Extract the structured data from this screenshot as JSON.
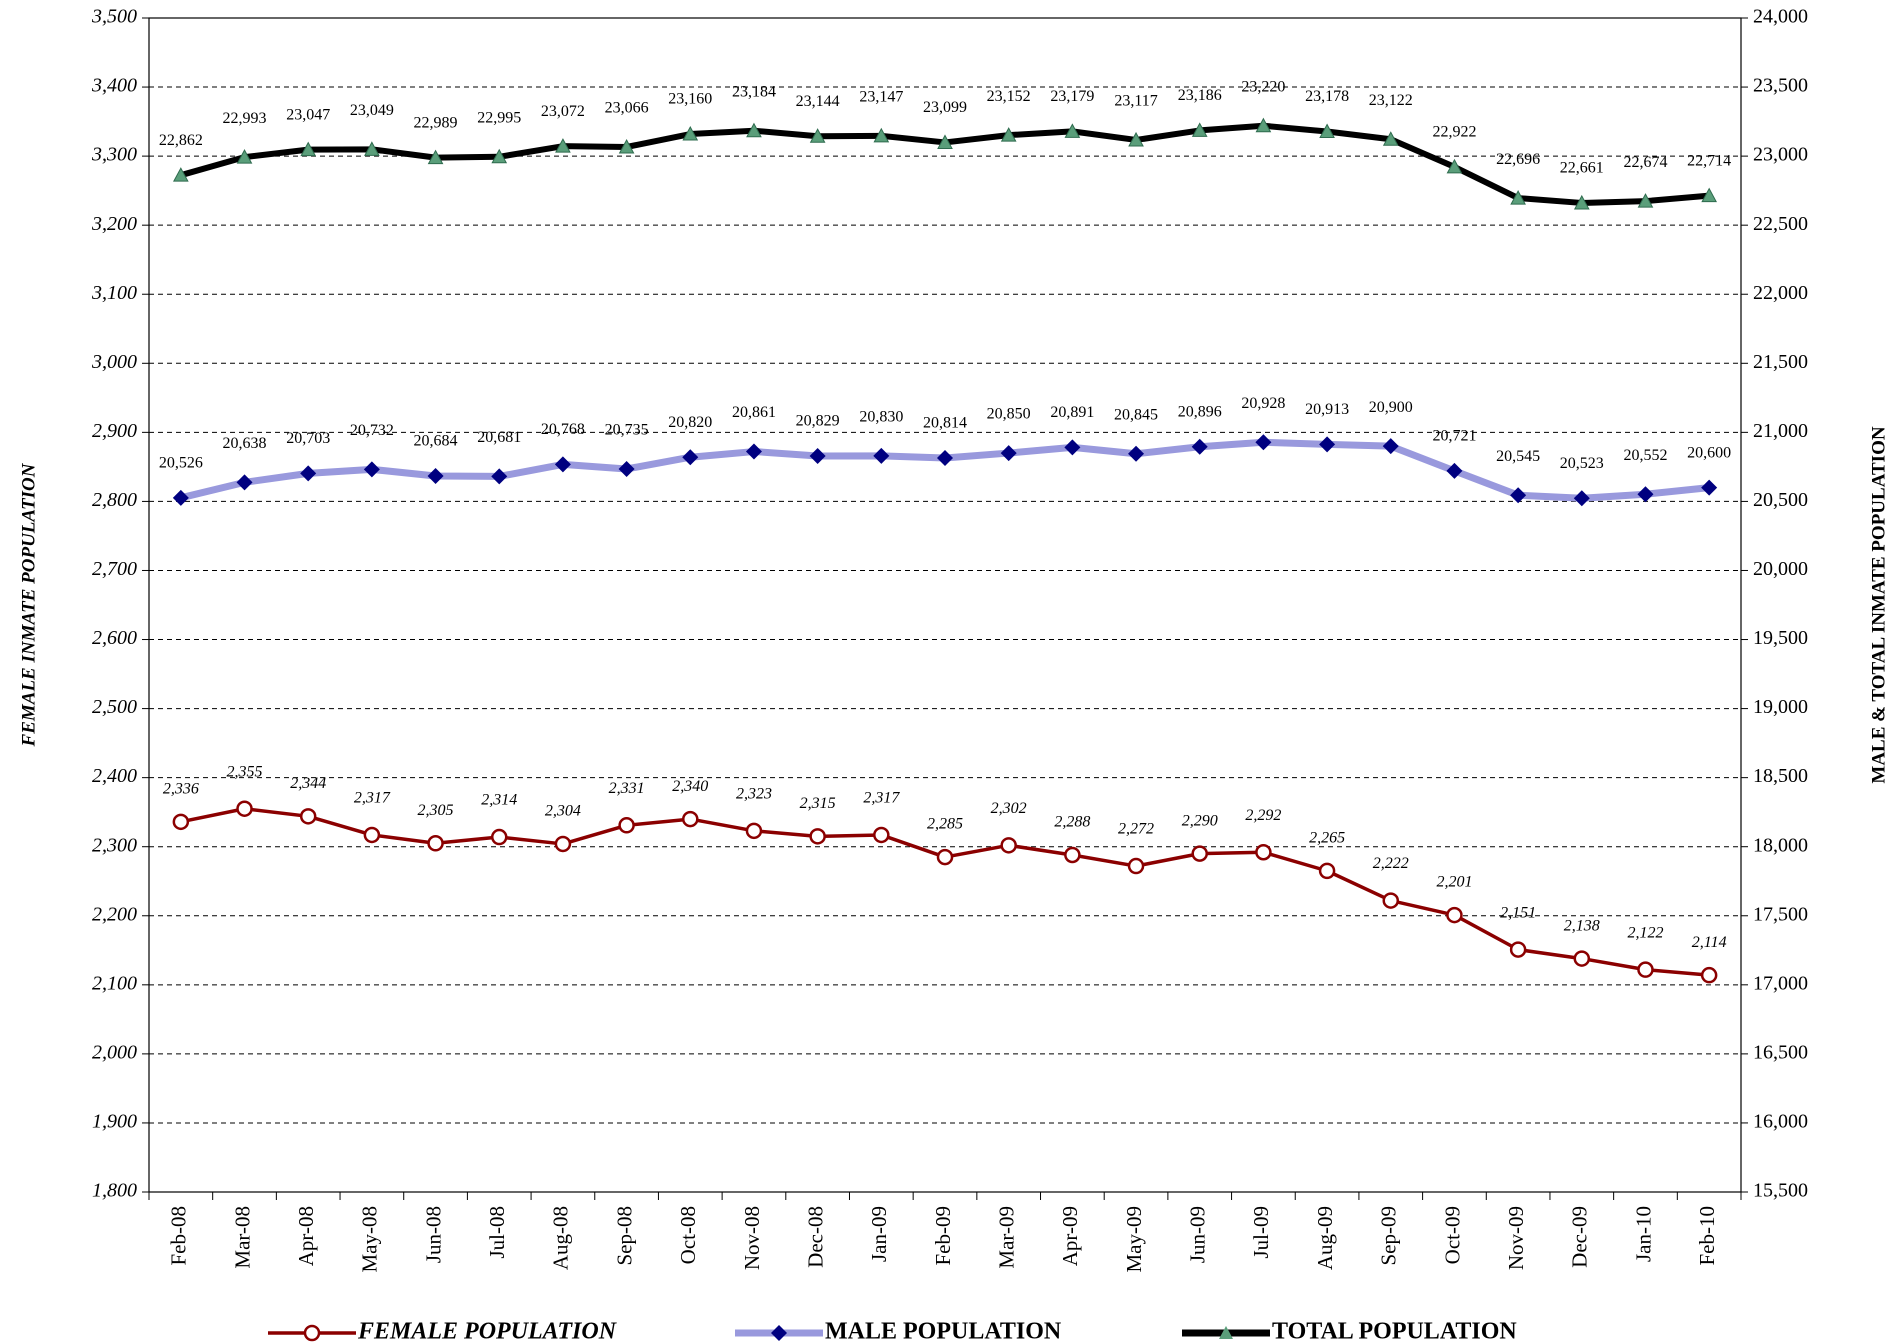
{
  "chart_data": {
    "type": "line",
    "y_label": "FEMALE INMATE POPULATION",
    "y2_label": "MALE & TOTAL INMATE POPULATION",
    "categories": [
      "Feb-08",
      "Mar-08",
      "Apr-08",
      "May-08",
      "Jun-08",
      "Jul-08",
      "Aug-08",
      "Sep-08",
      "Oct-08",
      "Nov-08",
      "Dec-08",
      "Jan-09",
      "Feb-09",
      "Mar-09",
      "Apr-09",
      "May-09",
      "Jun-09",
      "Jul-09",
      "Aug-09",
      "Sep-09",
      "Oct-09",
      "Nov-09",
      "Dec-09",
      "Jan-10",
      "Feb-10"
    ],
    "series": [
      {
        "name": "FEMALE POPULATION",
        "color": "#8b0000",
        "marker": "circle",
        "marker_color": "#ffffff",
        "axis": "y",
        "values": [
          2336,
          2355,
          2344,
          2317,
          2305,
          2314,
          2304,
          2331,
          2340,
          2323,
          2315,
          2317,
          2285,
          2302,
          2288,
          2272,
          2290,
          2292,
          2265,
          2222,
          2201,
          2151,
          2138,
          2122,
          2114
        ],
        "value_labels": [
          "2,336",
          "2,355",
          "2,344",
          "2,317",
          "2,305",
          "2,314",
          "2,304",
          "2,331",
          "2,340",
          "2,323",
          "2,315",
          "2,317",
          "2,285",
          "2,302",
          "2,288",
          "2,272",
          "2,290",
          "2,292",
          "2,265",
          "2,222",
          "2,201",
          "2,151",
          "2,138",
          "2,122",
          "2,114"
        ]
      },
      {
        "name": "MALE POPULATION",
        "color": "#9999dd",
        "marker": "diamond",
        "marker_color": "#000080",
        "axis": "y2",
        "values": [
          20526,
          20638,
          20703,
          20732,
          20684,
          20681,
          20768,
          20735,
          20820,
          20861,
          20829,
          20830,
          20814,
          20850,
          20891,
          20845,
          20896,
          20928,
          20913,
          20900,
          20721,
          20545,
          20523,
          20552,
          20600
        ],
        "value_labels": [
          "20,526",
          "20,638",
          "20,703",
          "20,732",
          "20,684",
          "20,681",
          "20,768",
          "20,735",
          "20,820",
          "20,861",
          "20,829",
          "20,830",
          "20,814",
          "20,850",
          "20,891",
          "20,845",
          "20,896",
          "20,928",
          "20,913",
          "20,900",
          "20,721",
          "20,545",
          "20,523",
          "20,552",
          "20,600"
        ]
      },
      {
        "name": "TOTAL POPULATION",
        "color": "#000000",
        "marker": "triangle",
        "marker_color": "#5a9e7a",
        "axis": "y2",
        "values": [
          22862,
          22993,
          23047,
          23049,
          22989,
          22995,
          23072,
          23066,
          23160,
          23184,
          23144,
          23147,
          23099,
          23152,
          23179,
          23117,
          23186,
          23220,
          23178,
          23122,
          22922,
          22696,
          22661,
          22674,
          22714
        ],
        "value_labels": [
          "22,862",
          "22,993",
          "23,047",
          "23,049",
          "22,989",
          "22,995",
          "23,072",
          "23,066",
          "23,160",
          "23,184",
          "23,144",
          "23,147",
          "23,099",
          "23,152",
          "23,179",
          "23,117",
          "23,186",
          "23,220",
          "23,178",
          "23,122",
          "22,922",
          "22,696",
          "22,661",
          "22,674",
          "22,714"
        ]
      }
    ],
    "ylim": [
      1800,
      3500
    ],
    "yticks": [
      {
        "value": 1800,
        "label": "1,800"
      },
      {
        "value": 1900,
        "label": "1,900"
      },
      {
        "value": 2000,
        "label": "2,000"
      },
      {
        "value": 2100,
        "label": "2,100"
      },
      {
        "value": 2200,
        "label": "2,200"
      },
      {
        "value": 2300,
        "label": "2,300"
      },
      {
        "value": 2400,
        "label": "2,400"
      },
      {
        "value": 2500,
        "label": "2,500"
      },
      {
        "value": 2600,
        "label": "2,600"
      },
      {
        "value": 2700,
        "label": "2,700"
      },
      {
        "value": 2800,
        "label": "2,800"
      },
      {
        "value": 2900,
        "label": "2,900"
      },
      {
        "value": 3000,
        "label": "3,000"
      },
      {
        "value": 3100,
        "label": "3,100"
      },
      {
        "value": 3200,
        "label": "3,200"
      },
      {
        "value": 3300,
        "label": "3,300"
      },
      {
        "value": 3400,
        "label": "3,400"
      },
      {
        "value": 3500,
        "label": "3,500"
      }
    ],
    "y2lim": [
      15500,
      24000
    ],
    "y2ticks": [
      {
        "value": 15500,
        "label": "15,500"
      },
      {
        "value": 16000,
        "label": "16,000"
      },
      {
        "value": 16500,
        "label": "16,500"
      },
      {
        "value": 17000,
        "label": "17,000"
      },
      {
        "value": 17500,
        "label": "17,500"
      },
      {
        "value": 18000,
        "label": "18,000"
      },
      {
        "value": 18500,
        "label": "18,500"
      },
      {
        "value": 19000,
        "label": "19,000"
      },
      {
        "value": 19500,
        "label": "19,500"
      },
      {
        "value": 20000,
        "label": "20,000"
      },
      {
        "value": 20500,
        "label": "20,500"
      },
      {
        "value": 21000,
        "label": "21,000"
      },
      {
        "value": 21500,
        "label": "21,500"
      },
      {
        "value": 22000,
        "label": "22,000"
      },
      {
        "value": 22500,
        "label": "22,500"
      },
      {
        "value": 23000,
        "label": "23,000"
      },
      {
        "value": 23500,
        "label": "23,500"
      },
      {
        "value": 24000,
        "label": "24,000"
      }
    ],
    "grid": true
  }
}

_What is expected_: Each entry above is to be written out again unchanged, apart from the pictures, which are left out.

_Written reply_:
Extract the structured data from this screenshot as JSON.
{
  "chart_data": {
    "type": "line",
    "y_label": "FEMALE INMATE POPULATION",
    "y2_label": "MALE & TOTAL INMATE POPULATION",
    "categories": [
      "Feb-08",
      "Mar-08",
      "Apr-08",
      "May-08",
      "Jun-08",
      "Jul-08",
      "Aug-08",
      "Sep-08",
      "Oct-08",
      "Nov-08",
      "Dec-08",
      "Jan-09",
      "Feb-09",
      "Mar-09",
      "Apr-09",
      "May-09",
      "Jun-09",
      "Jul-09",
      "Aug-09",
      "Sep-09",
      "Oct-09",
      "Nov-09",
      "Dec-09",
      "Jan-10",
      "Feb-10"
    ],
    "series": [
      {
        "name": "FEMALE POPULATION",
        "color": "#8b0000",
        "marker": "circle",
        "marker_color": "#ffffff",
        "axis": "y",
        "values": [
          2336,
          2355,
          2344,
          2317,
          2305,
          2314,
          2304,
          2331,
          2340,
          2323,
          2315,
          2317,
          2285,
          2302,
          2288,
          2272,
          2290,
          2292,
          2265,
          2222,
          2201,
          2151,
          2138,
          2122,
          2114
        ],
        "value_labels": [
          "2,336",
          "2,355",
          "2,344",
          "2,317",
          "2,305",
          "2,314",
          "2,304",
          "2,331",
          "2,340",
          "2,323",
          "2,315",
          "2,317",
          "2,285",
          "2,302",
          "2,288",
          "2,272",
          "2,290",
          "2,292",
          "2,265",
          "2,222",
          "2,201",
          "2,151",
          "2,138",
          "2,122",
          "2,114"
        ]
      },
      {
        "name": "MALE POPULATION",
        "color": "#9999dd",
        "marker": "diamond",
        "marker_color": "#000080",
        "axis": "y2",
        "values": [
          20526,
          20638,
          20703,
          20732,
          20684,
          20681,
          20768,
          20735,
          20820,
          20861,
          20829,
          20830,
          20814,
          20850,
          20891,
          20845,
          20896,
          20928,
          20913,
          20900,
          20721,
          20545,
          20523,
          20552,
          20600
        ],
        "value_labels": [
          "20,526",
          "20,638",
          "20,703",
          "20,732",
          "20,684",
          "20,681",
          "20,768",
          "20,735",
          "20,820",
          "20,861",
          "20,829",
          "20,830",
          "20,814",
          "20,850",
          "20,891",
          "20,845",
          "20,896",
          "20,928",
          "20,913",
          "20,900",
          "20,721",
          "20,545",
          "20,523",
          "20,552",
          "20,600"
        ]
      },
      {
        "name": "TOTAL POPULATION",
        "color": "#000000",
        "marker": "triangle",
        "marker_color": "#5a9e7a",
        "axis": "y2",
        "values": [
          22862,
          22993,
          23047,
          23049,
          22989,
          22995,
          23072,
          23066,
          23160,
          23184,
          23144,
          23147,
          23099,
          23152,
          23179,
          23117,
          23186,
          23220,
          23178,
          23122,
          22922,
          22696,
          22661,
          22674,
          22714
        ],
        "value_labels": [
          "22,862",
          "22,993",
          "23,047",
          "23,049",
          "22,989",
          "22,995",
          "23,072",
          "23,066",
          "23,160",
          "23,184",
          "23,144",
          "23,147",
          "23,099",
          "23,152",
          "23,179",
          "23,117",
          "23,186",
          "23,220",
          "23,178",
          "23,122",
          "22,922",
          "22,696",
          "22,661",
          "22,674",
          "22,714"
        ]
      }
    ],
    "ylim": [
      1800,
      3500
    ],
    "yticks": [
      {
        "value": 1800,
        "label": "1,800"
      },
      {
        "value": 1900,
        "label": "1,900"
      },
      {
        "value": 2000,
        "label": "2,000"
      },
      {
        "value": 2100,
        "label": "2,100"
      },
      {
        "value": 2200,
        "label": "2,200"
      },
      {
        "value": 2300,
        "label": "2,300"
      },
      {
        "value": 2400,
        "label": "2,400"
      },
      {
        "value": 2500,
        "label": "2,500"
      },
      {
        "value": 2600,
        "label": "2,600"
      },
      {
        "value": 2700,
        "label": "2,700"
      },
      {
        "value": 2800,
        "label": "2,800"
      },
      {
        "value": 2900,
        "label": "2,900"
      },
      {
        "value": 3000,
        "label": "3,000"
      },
      {
        "value": 3100,
        "label": "3,100"
      },
      {
        "value": 3200,
        "label": "3,200"
      },
      {
        "value": 3300,
        "label": "3,300"
      },
      {
        "value": 3400,
        "label": "3,400"
      },
      {
        "value": 3500,
        "label": "3,500"
      }
    ],
    "y2lim": [
      15500,
      24000
    ],
    "y2ticks": [
      {
        "value": 15500,
        "label": "15,500"
      },
      {
        "value": 16000,
        "label": "16,000"
      },
      {
        "value": 16500,
        "label": "16,500"
      },
      {
        "value": 17000,
        "label": "17,000"
      },
      {
        "value": 17500,
        "label": "17,500"
      },
      {
        "value": 18000,
        "label": "18,000"
      },
      {
        "value": 18500,
        "label": "18,500"
      },
      {
        "value": 19000,
        "label": "19,000"
      },
      {
        "value": 19500,
        "label": "19,500"
      },
      {
        "value": 20000,
        "label": "20,000"
      },
      {
        "value": 20500,
        "label": "20,500"
      },
      {
        "value": 21000,
        "label": "21,000"
      },
      {
        "value": 21500,
        "label": "21,500"
      },
      {
        "value": 22000,
        "label": "22,000"
      },
      {
        "value": 22500,
        "label": "22,500"
      },
      {
        "value": 23000,
        "label": "23,000"
      },
      {
        "value": 23500,
        "label": "23,500"
      },
      {
        "value": 24000,
        "label": "24,000"
      }
    ],
    "grid": true
  }
}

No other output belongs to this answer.